[Description of the task]
Scan the listing below and copy every line holding "locking".
┏━━
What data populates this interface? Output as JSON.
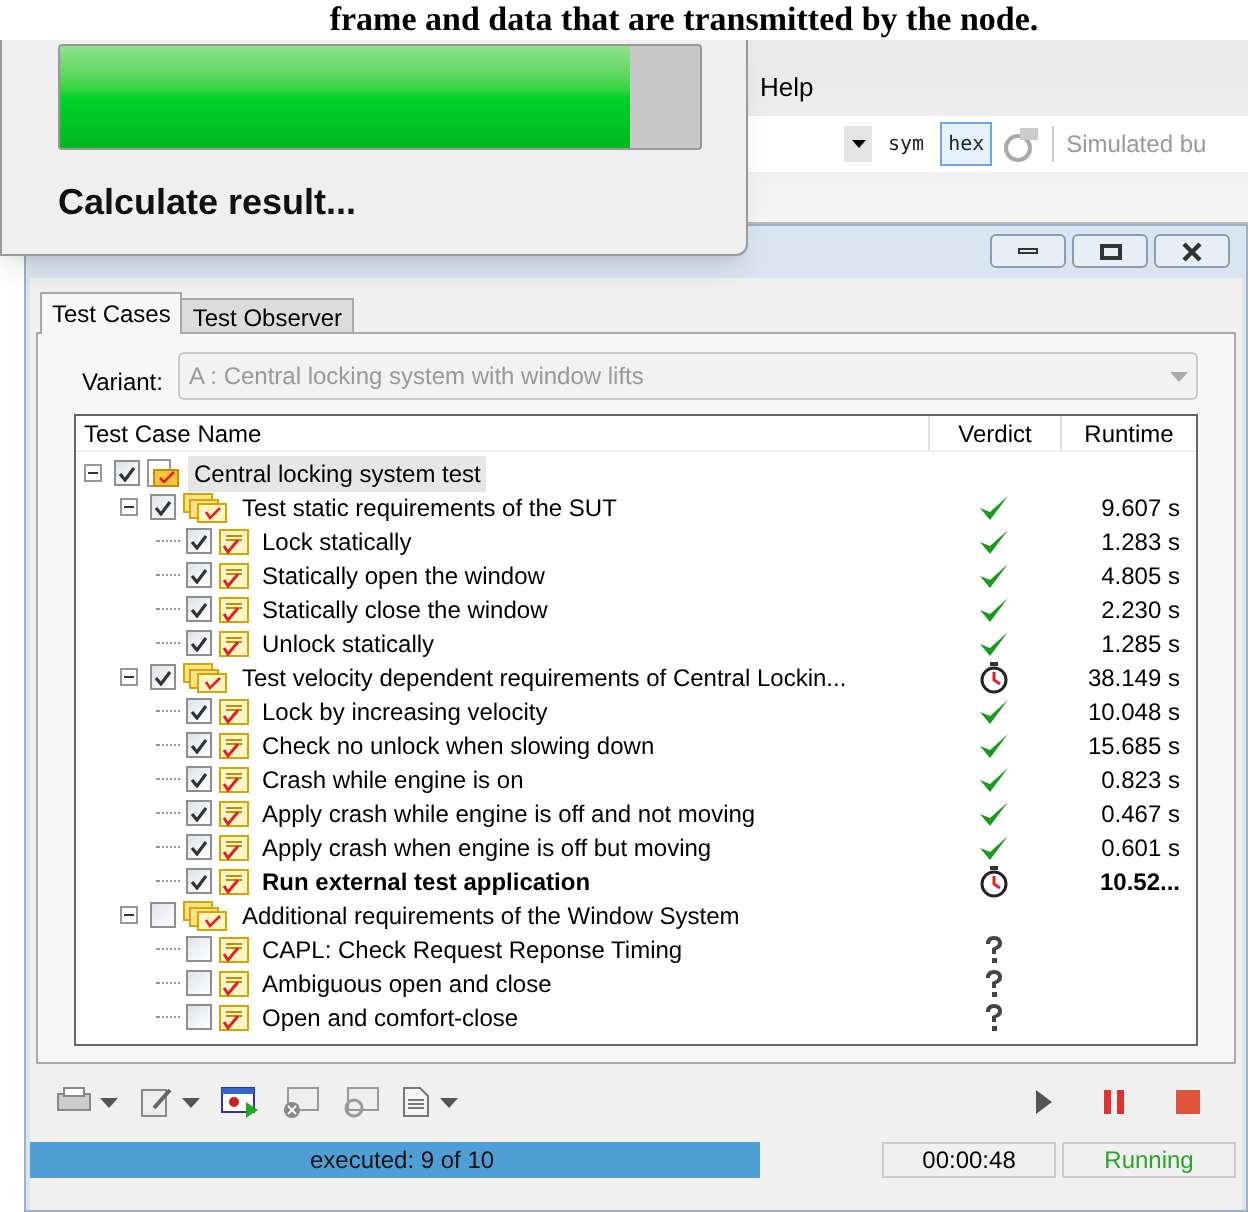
{
  "caption": "frame and data that are transmitted by the node.",
  "background_window": {
    "menu": [
      "Help"
    ],
    "toolbar": [
      {
        "kind": "dropdown"
      },
      {
        "kind": "toggle",
        "label": "sym",
        "selected": false
      },
      {
        "kind": "toggle",
        "label": "hex",
        "selected": true
      },
      {
        "kind": "icon"
      },
      {
        "kind": "text",
        "label": "Simulated bu"
      }
    ]
  },
  "progress_dialog": {
    "level": 0.89,
    "message": "Calculate result..."
  },
  "tester": {
    "tabs": [
      {
        "label": "Test Cases",
        "selected": true
      },
      {
        "label": "Test Observer",
        "selected": false
      }
    ],
    "variant": {
      "label": "Variant:",
      "value": "A : Central locking system with window lifts",
      "disabled": true
    },
    "columns": [
      "Test Case Name",
      "Verdict",
      "Runtime"
    ],
    "tree": [
      {
        "kind": "root",
        "name": "Central locking system test",
        "checked": true,
        "selected": true,
        "expanded": true,
        "bold": false,
        "children": [
          {
            "kind": "group",
            "name": "Test static requirements of the SUT",
            "checked": true,
            "selected": false,
            "expanded": true,
            "bold": false,
            "verdict": {
              "kind": "pass"
            },
            "runtime": "9.607 s",
            "children": [
              {
                "kind": "test",
                "name": "Lock statically",
                "checked": true,
                "selected": false,
                "bold": false,
                "verdict": {
                  "kind": "pass"
                },
                "runtime": "1.283 s"
              },
              {
                "kind": "test",
                "name": "Statically open the window",
                "checked": true,
                "selected": false,
                "bold": false,
                "verdict": {
                  "kind": "pass"
                },
                "runtime": "4.805 s"
              },
              {
                "kind": "test",
                "name": "Statically close the window",
                "checked": true,
                "selected": false,
                "bold": false,
                "verdict": {
                  "kind": "pass"
                },
                "runtime": "2.230 s"
              },
              {
                "kind": "test",
                "name": "Unlock statically",
                "checked": true,
                "selected": false,
                "bold": false,
                "verdict": {
                  "kind": "pass"
                },
                "runtime": "1.285 s"
              }
            ]
          },
          {
            "kind": "group",
            "name": "Test velocity dependent requirements of Central Lockin...",
            "checked": true,
            "selected": false,
            "expanded": true,
            "bold": false,
            "verdict": {
              "kind": "running"
            },
            "runtime": "38.149 s",
            "children": [
              {
                "kind": "test",
                "name": "Lock by increasing velocity",
                "checked": true,
                "selected": false,
                "bold": false,
                "verdict": {
                  "kind": "pass"
                },
                "runtime": "10.048 s"
              },
              {
                "kind": "test",
                "name": "Check no unlock when slowing down",
                "checked": true,
                "selected": false,
                "bold": false,
                "verdict": {
                  "kind": "pass"
                },
                "runtime": "15.685 s"
              },
              {
                "kind": "test",
                "name": "Crash while engine is on",
                "checked": true,
                "selected": false,
                "bold": false,
                "verdict": {
                  "kind": "pass"
                },
                "runtime": "0.823 s"
              },
              {
                "kind": "test",
                "name": "Apply crash while engine is off and not moving",
                "checked": true,
                "selected": false,
                "bold": false,
                "verdict": {
                  "kind": "pass"
                },
                "runtime": "0.467 s"
              },
              {
                "kind": "test",
                "name": "Apply crash when engine is off but moving",
                "checked": true,
                "selected": false,
                "bold": false,
                "verdict": {
                  "kind": "pass"
                },
                "runtime": "0.601 s"
              },
              {
                "kind": "test",
                "name": "Run external test application",
                "checked": true,
                "selected": false,
                "bold": true,
                "verdict": {
                  "kind": "running"
                },
                "runtime": "10.52..."
              }
            ]
          },
          {
            "kind": "group",
            "name": "Additional requirements of the Window System",
            "checked": false,
            "selected": false,
            "expanded": true,
            "bold": false,
            "children": [
              {
                "kind": "test",
                "name": "CAPL: Check Request Reponse Timing",
                "checked": false,
                "selected": false,
                "bold": false,
                "verdict": {
                  "kind": "unknown"
                }
              },
              {
                "kind": "test",
                "name": "Ambiguous open and close",
                "checked": false,
                "selected": false,
                "bold": false,
                "verdict": {
                  "kind": "unknown"
                }
              },
              {
                "kind": "test",
                "name": "Open and comfort-close",
                "checked": false,
                "selected": false,
                "bold": false,
                "verdict": {
                  "kind": "unknown"
                }
              }
            ]
          }
        ]
      }
    ],
    "status_bar": {
      "progress": {
        "level": 0.88,
        "label": "executed: 9 of 10"
      },
      "elapsed": "00:00:48",
      "state": "Running"
    }
  }
}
┗━━
[Task result]
      "value": "A : Central locking system with window lifts",
        "name": "Central locking system test",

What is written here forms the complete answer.